(Stored data entries)
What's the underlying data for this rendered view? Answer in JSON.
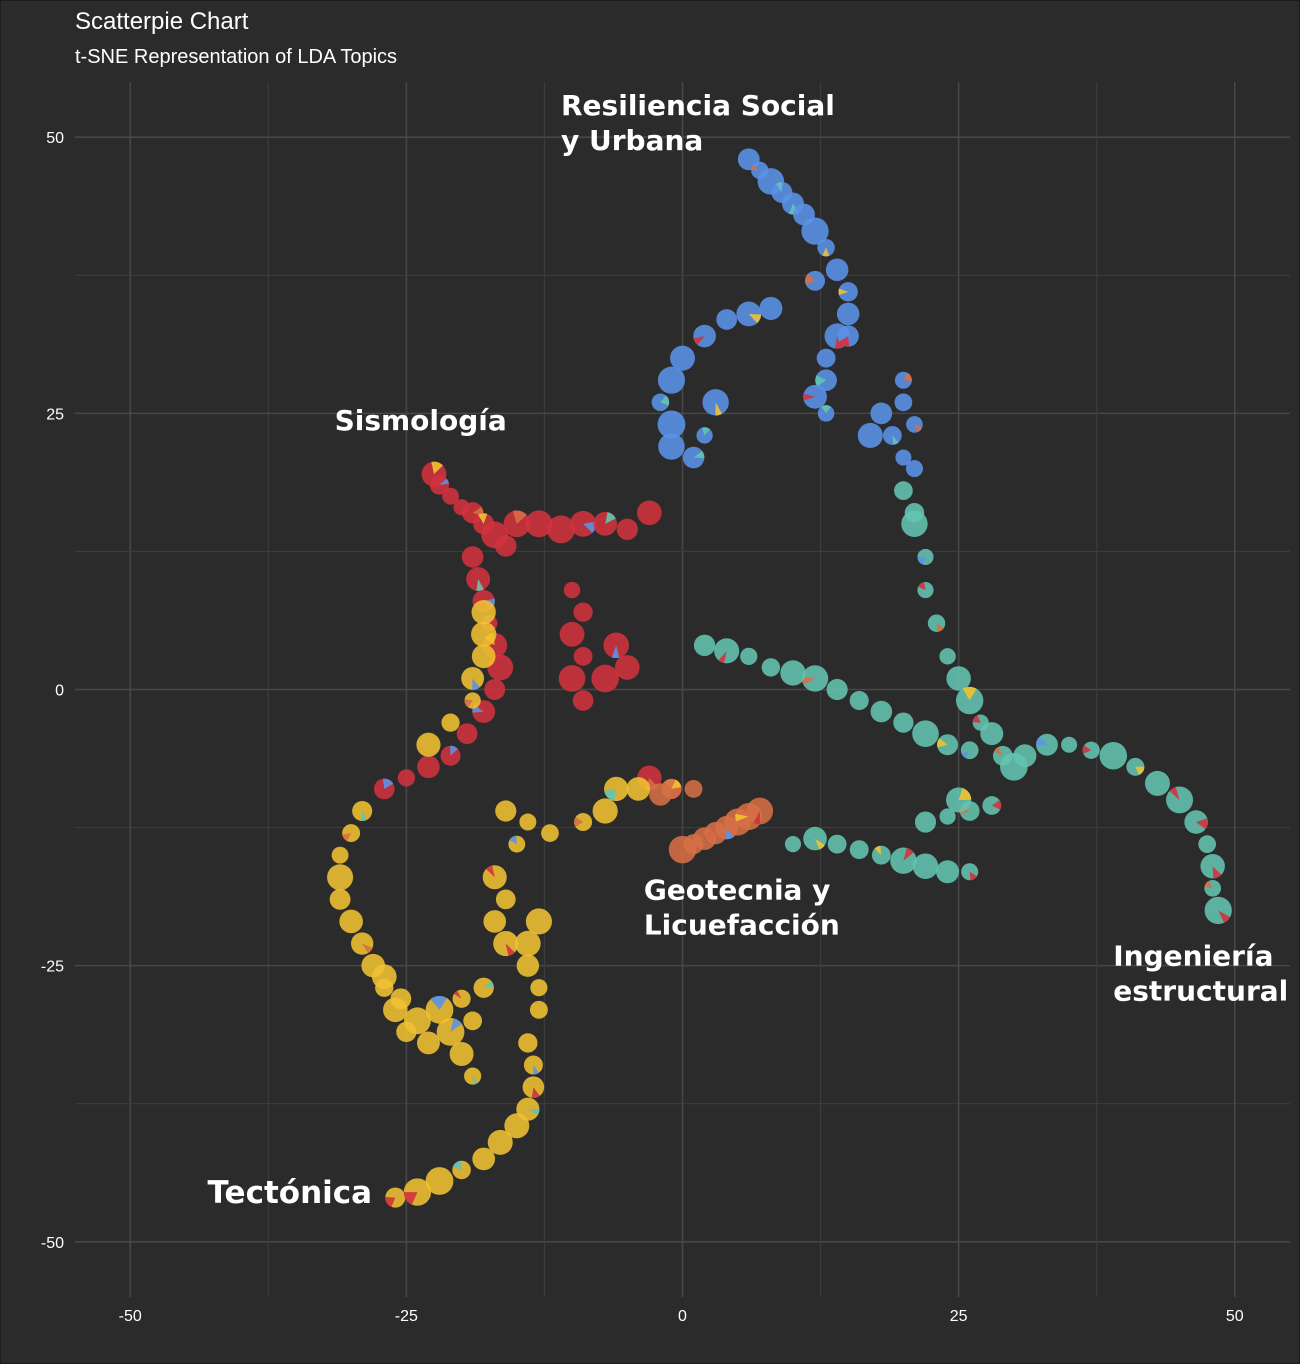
{
  "title": "Scatterpie Chart",
  "subtitle": "t-SNE Representation of LDA Topics",
  "chart_data": {
    "type": "scatter",
    "xlim": [
      -55,
      55
    ],
    "ylim": [
      -55,
      55
    ],
    "x_ticks": [
      -50,
      -25,
      0,
      25,
      50
    ],
    "y_ticks": [
      50,
      25,
      0,
      -25,
      -50
    ],
    "x_tick_labels": [
      "-50",
      "-25",
      "0",
      "25",
      "50"
    ],
    "y_tick_labels": [
      "50",
      "25",
      "0",
      "-25",
      "-50"
    ],
    "grid": true,
    "legend": "none",
    "topic_colors": {
      "Resiliencia Social y Urbana": "#5b93e8",
      "Sismología": "#d2323d",
      "Geotecnia y Licuefacción": "#d56f45",
      "Ingeniería estructural": "#63c4b0",
      "Tectónica": "#f0c232"
    },
    "annotations": [
      {
        "lines": [
          "Resiliencia Social",
          "y Urbana"
        ],
        "x": -11,
        "y": 52
      },
      {
        "lines": [
          "Sismología"
        ],
        "x": -31.5,
        "y": 23.5
      },
      {
        "lines": [
          "Geotecnia y",
          "Licuefacción"
        ],
        "x": -3.5,
        "y": -19
      },
      {
        "lines": [
          "Ingeniería",
          "estructural"
        ],
        "x": 39,
        "y": -25
      },
      {
        "lines": [
          "Tectónica"
        ],
        "x": -43,
        "y": -46.5
      }
    ],
    "series": [
      {
        "name": "Resiliencia Social y Urbana",
        "color": "#5b93e8",
        "points": [
          [
            6,
            48
          ],
          [
            7,
            47
          ],
          [
            8,
            46
          ],
          [
            9,
            45
          ],
          [
            10,
            44
          ],
          [
            11,
            43
          ],
          [
            12,
            41.5
          ],
          [
            13,
            40
          ],
          [
            14,
            38
          ],
          [
            15,
            36
          ],
          [
            15,
            34
          ],
          [
            14,
            32
          ],
          [
            13,
            30
          ],
          [
            13,
            28
          ],
          [
            12,
            26.5
          ],
          [
            13,
            25
          ],
          [
            12,
            37
          ],
          [
            15,
            32
          ],
          [
            -2,
            26
          ],
          [
            -1,
            28
          ],
          [
            0,
            30
          ],
          [
            2,
            32
          ],
          [
            4,
            33.5
          ],
          [
            6,
            34
          ],
          [
            8,
            34.5
          ],
          [
            -1,
            24
          ],
          [
            -1,
            22
          ],
          [
            1,
            21
          ],
          [
            2,
            23
          ],
          [
            3,
            26
          ],
          [
            20,
            28
          ],
          [
            20,
            26
          ],
          [
            21,
            24
          ],
          [
            19,
            23
          ],
          [
            20,
            21
          ],
          [
            21,
            20
          ],
          [
            18,
            25
          ],
          [
            17,
            23
          ]
        ]
      },
      {
        "name": "Sismología",
        "color": "#d2323d",
        "points": [
          [
            -22.5,
            19.5
          ],
          [
            -22,
            18.5
          ],
          [
            -21,
            17.5
          ],
          [
            -20,
            16.5
          ],
          [
            -19,
            16
          ],
          [
            -18,
            15
          ],
          [
            -17,
            14
          ],
          [
            -16,
            13
          ],
          [
            -15,
            15
          ],
          [
            -13,
            15
          ],
          [
            -11,
            14.5
          ],
          [
            -9,
            15
          ],
          [
            -7,
            15
          ],
          [
            -5,
            14.5
          ],
          [
            -3,
            16
          ],
          [
            -19,
            12
          ],
          [
            -18.5,
            10
          ],
          [
            -18,
            8
          ],
          [
            -17.5,
            6
          ],
          [
            -17,
            4
          ],
          [
            -16.5,
            2
          ],
          [
            -17,
            0
          ],
          [
            -18,
            -2
          ],
          [
            -19.5,
            -4
          ],
          [
            -21,
            -6
          ],
          [
            -23,
            -7
          ],
          [
            -25,
            -8
          ],
          [
            -27,
            -9
          ],
          [
            -10,
            9
          ],
          [
            -9,
            7
          ],
          [
            -10,
            5
          ],
          [
            -9,
            3
          ],
          [
            -10,
            1
          ],
          [
            -9,
            -1
          ],
          [
            -6,
            4
          ],
          [
            -5,
            2
          ],
          [
            -7,
            1
          ],
          [
            -1,
            -9
          ],
          [
            -3,
            -8
          ]
        ]
      },
      {
        "name": "Geotecnia y Licuefacción",
        "color": "#d56f45",
        "points": [
          [
            0,
            -14.5
          ],
          [
            1,
            -14
          ],
          [
            2,
            -13.5
          ],
          [
            3,
            -13
          ],
          [
            4,
            -12.5
          ],
          [
            5,
            -12
          ],
          [
            6,
            -11.5
          ],
          [
            7,
            -11
          ],
          [
            -1,
            -9
          ],
          [
            -2,
            -9.5
          ],
          [
            1,
            -9
          ]
        ]
      },
      {
        "name": "Ingeniería estructural",
        "color": "#63c4b0",
        "points": [
          [
            29,
            -6
          ],
          [
            31,
            -6
          ],
          [
            33,
            -5
          ],
          [
            35,
            -5
          ],
          [
            37,
            -5.5
          ],
          [
            39,
            -6
          ],
          [
            41,
            -7
          ],
          [
            43,
            -8.5
          ],
          [
            45,
            -10
          ],
          [
            46.5,
            -12
          ],
          [
            47.5,
            -14
          ],
          [
            48,
            -16
          ],
          [
            48,
            -18
          ],
          [
            48.5,
            -20
          ],
          [
            26,
            -5.5
          ],
          [
            24,
            -5
          ],
          [
            22,
            -4
          ],
          [
            20,
            -3
          ],
          [
            18,
            -2
          ],
          [
            16,
            -1
          ],
          [
            14,
            0
          ],
          [
            12,
            1
          ],
          [
            10,
            1.5
          ],
          [
            8,
            2
          ],
          [
            6,
            3
          ],
          [
            4,
            3.5
          ],
          [
            2,
            4
          ],
          [
            26,
            -11
          ],
          [
            24,
            -11.5
          ],
          [
            22,
            -12
          ],
          [
            25,
            -10
          ],
          [
            28,
            -10.5
          ],
          [
            20,
            -15.5
          ],
          [
            22,
            -16
          ],
          [
            24,
            -16.5
          ],
          [
            26,
            -16.5
          ],
          [
            18,
            -15
          ],
          [
            16,
            -14.5
          ],
          [
            14,
            -14
          ],
          [
            12,
            -13.5
          ],
          [
            10,
            -14
          ],
          [
            21,
            15
          ],
          [
            22,
            12
          ],
          [
            22,
            9
          ],
          [
            23,
            6
          ],
          [
            24,
            3
          ],
          [
            25,
            1
          ],
          [
            26,
            -1
          ],
          [
            27,
            -3
          ],
          [
            28,
            -4
          ],
          [
            30,
            -7
          ],
          [
            20,
            18
          ],
          [
            21,
            16
          ]
        ]
      },
      {
        "name": "Tectónica",
        "color": "#f0c232",
        "points": [
          [
            -26,
            -46
          ],
          [
            -24,
            -45.5
          ],
          [
            -22,
            -44.5
          ],
          [
            -20,
            -43.5
          ],
          [
            -18,
            -42.5
          ],
          [
            -16.5,
            -41
          ],
          [
            -15,
            -39.5
          ],
          [
            -14,
            -38
          ],
          [
            -13.5,
            -36
          ],
          [
            -13.5,
            -34
          ],
          [
            -14,
            -32
          ],
          [
            -29,
            -11
          ],
          [
            -30,
            -13
          ],
          [
            -31,
            -15
          ],
          [
            -31,
            -17
          ],
          [
            -31,
            -19
          ],
          [
            -30,
            -21
          ],
          [
            -29,
            -23
          ],
          [
            -28,
            -25
          ],
          [
            -27,
            -27
          ],
          [
            -26,
            -29
          ],
          [
            -25,
            -31
          ],
          [
            -23,
            -32
          ],
          [
            -24,
            -30
          ],
          [
            -25.5,
            -28
          ],
          [
            -27,
            -26
          ],
          [
            -22,
            -29
          ],
          [
            -21,
            -31
          ],
          [
            -20,
            -33
          ],
          [
            -19,
            -35
          ],
          [
            -13,
            -21
          ],
          [
            -14,
            -23
          ],
          [
            -14,
            -25
          ],
          [
            -13,
            -27
          ],
          [
            -13,
            -29
          ],
          [
            -17,
            -17
          ],
          [
            -16,
            -19
          ],
          [
            -17,
            -21
          ],
          [
            -16,
            -23
          ],
          [
            -20,
            -28
          ],
          [
            -19,
            -30
          ],
          [
            -18,
            -27
          ],
          [
            -12,
            -13
          ],
          [
            -14,
            -12
          ],
          [
            -15,
            -14
          ],
          [
            -16,
            -11
          ],
          [
            -9,
            -12
          ],
          [
            -7,
            -11
          ],
          [
            -6,
            -9
          ],
          [
            -4,
            -9
          ],
          [
            -23,
            -5
          ],
          [
            -21,
            -3
          ],
          [
            -19,
            -1
          ],
          [
            -19,
            1
          ],
          [
            -18,
            3
          ],
          [
            -18,
            5
          ],
          [
            -18,
            7
          ]
        ]
      }
    ]
  }
}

YOUR INSTRUCTIONS.
Copy every line of the listing where the word "Tectónica" appears.

CORRECT OUTPUT.
      "Tectónica": "#f0c232"
          "Tectónica"
        "name": "Tectónica",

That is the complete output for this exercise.